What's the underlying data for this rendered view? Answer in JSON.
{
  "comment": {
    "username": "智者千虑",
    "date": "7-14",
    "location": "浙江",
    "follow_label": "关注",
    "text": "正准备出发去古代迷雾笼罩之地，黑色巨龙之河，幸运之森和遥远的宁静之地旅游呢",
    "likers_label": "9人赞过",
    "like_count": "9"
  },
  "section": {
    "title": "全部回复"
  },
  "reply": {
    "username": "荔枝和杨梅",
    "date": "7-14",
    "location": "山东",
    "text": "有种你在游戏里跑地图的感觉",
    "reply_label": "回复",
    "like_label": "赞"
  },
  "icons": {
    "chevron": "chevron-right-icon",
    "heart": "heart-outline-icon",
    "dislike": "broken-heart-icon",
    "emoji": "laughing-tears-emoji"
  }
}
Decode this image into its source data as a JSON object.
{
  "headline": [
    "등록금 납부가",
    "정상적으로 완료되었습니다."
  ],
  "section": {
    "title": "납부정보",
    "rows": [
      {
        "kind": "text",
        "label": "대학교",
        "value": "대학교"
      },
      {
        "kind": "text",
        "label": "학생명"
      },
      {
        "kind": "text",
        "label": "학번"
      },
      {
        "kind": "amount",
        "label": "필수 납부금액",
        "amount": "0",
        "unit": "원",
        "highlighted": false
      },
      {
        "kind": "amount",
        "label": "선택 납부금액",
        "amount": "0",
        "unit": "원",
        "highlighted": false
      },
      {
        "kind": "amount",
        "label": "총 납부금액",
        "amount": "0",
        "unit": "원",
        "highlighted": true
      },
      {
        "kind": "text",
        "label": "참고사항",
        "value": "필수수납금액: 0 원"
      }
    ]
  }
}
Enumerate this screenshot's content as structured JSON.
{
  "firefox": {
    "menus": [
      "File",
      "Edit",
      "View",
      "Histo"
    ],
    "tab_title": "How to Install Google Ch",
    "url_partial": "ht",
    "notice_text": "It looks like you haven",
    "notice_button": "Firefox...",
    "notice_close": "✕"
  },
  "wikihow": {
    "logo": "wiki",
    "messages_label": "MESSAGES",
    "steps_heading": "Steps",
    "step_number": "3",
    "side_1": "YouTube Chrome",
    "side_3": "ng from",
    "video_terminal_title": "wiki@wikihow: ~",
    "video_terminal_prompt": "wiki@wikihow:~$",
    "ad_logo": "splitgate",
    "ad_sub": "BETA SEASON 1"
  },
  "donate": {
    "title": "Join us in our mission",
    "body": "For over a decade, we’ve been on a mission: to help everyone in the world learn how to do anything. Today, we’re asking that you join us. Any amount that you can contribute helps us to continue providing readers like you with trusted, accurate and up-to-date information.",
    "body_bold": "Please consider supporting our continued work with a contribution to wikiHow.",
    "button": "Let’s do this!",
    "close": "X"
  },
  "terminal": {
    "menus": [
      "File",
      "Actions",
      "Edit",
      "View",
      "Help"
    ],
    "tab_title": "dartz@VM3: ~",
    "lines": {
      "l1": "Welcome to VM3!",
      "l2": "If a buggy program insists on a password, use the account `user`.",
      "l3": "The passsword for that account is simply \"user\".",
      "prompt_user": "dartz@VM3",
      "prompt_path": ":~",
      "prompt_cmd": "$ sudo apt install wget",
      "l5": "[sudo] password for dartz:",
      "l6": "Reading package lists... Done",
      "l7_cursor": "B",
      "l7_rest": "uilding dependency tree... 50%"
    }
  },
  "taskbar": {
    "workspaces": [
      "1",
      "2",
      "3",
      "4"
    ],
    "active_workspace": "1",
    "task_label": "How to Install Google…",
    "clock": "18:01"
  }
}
- - -
Task to carry out> Exactly reproduce every line found in the records.

Response>
What's the underlying data for this rendered view? Answer in JSON.
{
  "comment": {
    "username": "智者千虑",
    "date": "7-14",
    "location": "浙江",
    "follow_label": "关注",
    "text": "正准备出发去古代迷雾笼罩之地，黑色巨龙之河，幸运之森和遥远的宁静之地旅游呢",
    "likers_label": "9人赞过",
    "like_count": "9"
  },
  "section": {
    "title": "全部回复"
  },
  "reply": {
    "username": "荔枝和杨梅",
    "date": "7-14",
    "location": "山东",
    "text": "有种你在游戏里跑地图的感觉",
    "reply_label": "回复",
    "like_label": "赞"
  },
  "icons": {
    "chevron": "chevron-right-icon",
    "heart": "heart-outline-icon",
    "dislike": "broken-heart-icon",
    "emoji": "laughing-tears-emoji"
  }
}
Decode this image into its source data as a JSON object.
{
  "headline": [
    "등록금 납부가",
    "정상적으로 완료되었습니다."
  ],
  "section": {
    "title": "납부정보",
    "rows": [
      {
        "kind": "text",
        "label": "대학교",
        "value": "대학교"
      },
      {
        "kind": "text",
        "label": "학생명"
      },
      {
        "kind": "text",
        "label": "학번"
      },
      {
        "kind": "amount",
        "label": "필수 납부금액",
        "amount": "0",
        "unit": "원",
        "highlighted": false
      },
      {
        "kind": "amount",
        "label": "선택 납부금액",
        "amount": "0",
        "unit": "원",
        "highlighted": false
      },
      {
        "kind": "amount",
        "label": "총 납부금액",
        "amount": "0",
        "unit": "원",
        "highlighted": true
      },
      {
        "kind": "text",
        "label": "참고사항",
        "value": "필수수납금액: 0 원"
      }
    ]
  }
}
Enumerate this screenshot's content as structured JSON.
{
  "firefox": {
    "menus": [
      "File",
      "Edit",
      "View",
      "Histo"
    ],
    "tab_title": "How to Install Google Ch",
    "url_partial": "ht",
    "notice_text": "It looks like you haven",
    "notice_button": "Firefox...",
    "notice_close": "✕"
  },
  "wikihow": {
    "logo": "wiki",
    "messages_label": "MESSAGES",
    "steps_heading": "Steps",
    "step_number": "3",
    "side_1": "YouTube Chrome",
    "side_3": "ng from",
    "video_terminal_title": "wiki@wikihow: ~",
    "video_terminal_prompt": "wiki@wikihow:~$",
    "ad_logo": "splitgate",
    "ad_sub": "BETA SEASON 1"
  },
  "donate": {
    "title": "Join us in our mission",
    "body": "For over a decade, we’ve been on a mission: to help everyone in the world learn how to do anything. Today, we’re asking that you join us. Any amount that you can contribute helps us to continue providing readers like you with trusted, accurate and up-to-date information.",
    "body_bold": "Please consider supporting our continued work with a contribution to wikiHow.",
    "button": "Let’s do this!",
    "close": "X"
  },
  "terminal": {
    "menus": [
      "File",
      "Actions",
      "Edit",
      "View",
      "Help"
    ],
    "tab_title": "dartz@VM3: ~",
    "lines": {
      "l1": "Welcome to VM3!",
      "l2": "If a buggy program insists on a password, use the account `user`.",
      "l3": "The passsword for that account is simply \"user\".",
      "prompt_user": "dartz@VM3",
      "prompt_path": ":~",
      "prompt_cmd": "$ sudo apt install wget",
      "l5": "[sudo] password for dartz:",
      "l6": "Reading package lists... Done",
      "l7_cursor": "B",
      "l7_rest": "uilding dependency tree... 50%"
    }
  },
  "taskbar": {
    "workspaces": [
      "1",
      "2",
      "3",
      "4"
    ],
    "active_workspace": "1",
    "task_label": "How to Install Google…",
    "clock": "18:01"
  }
}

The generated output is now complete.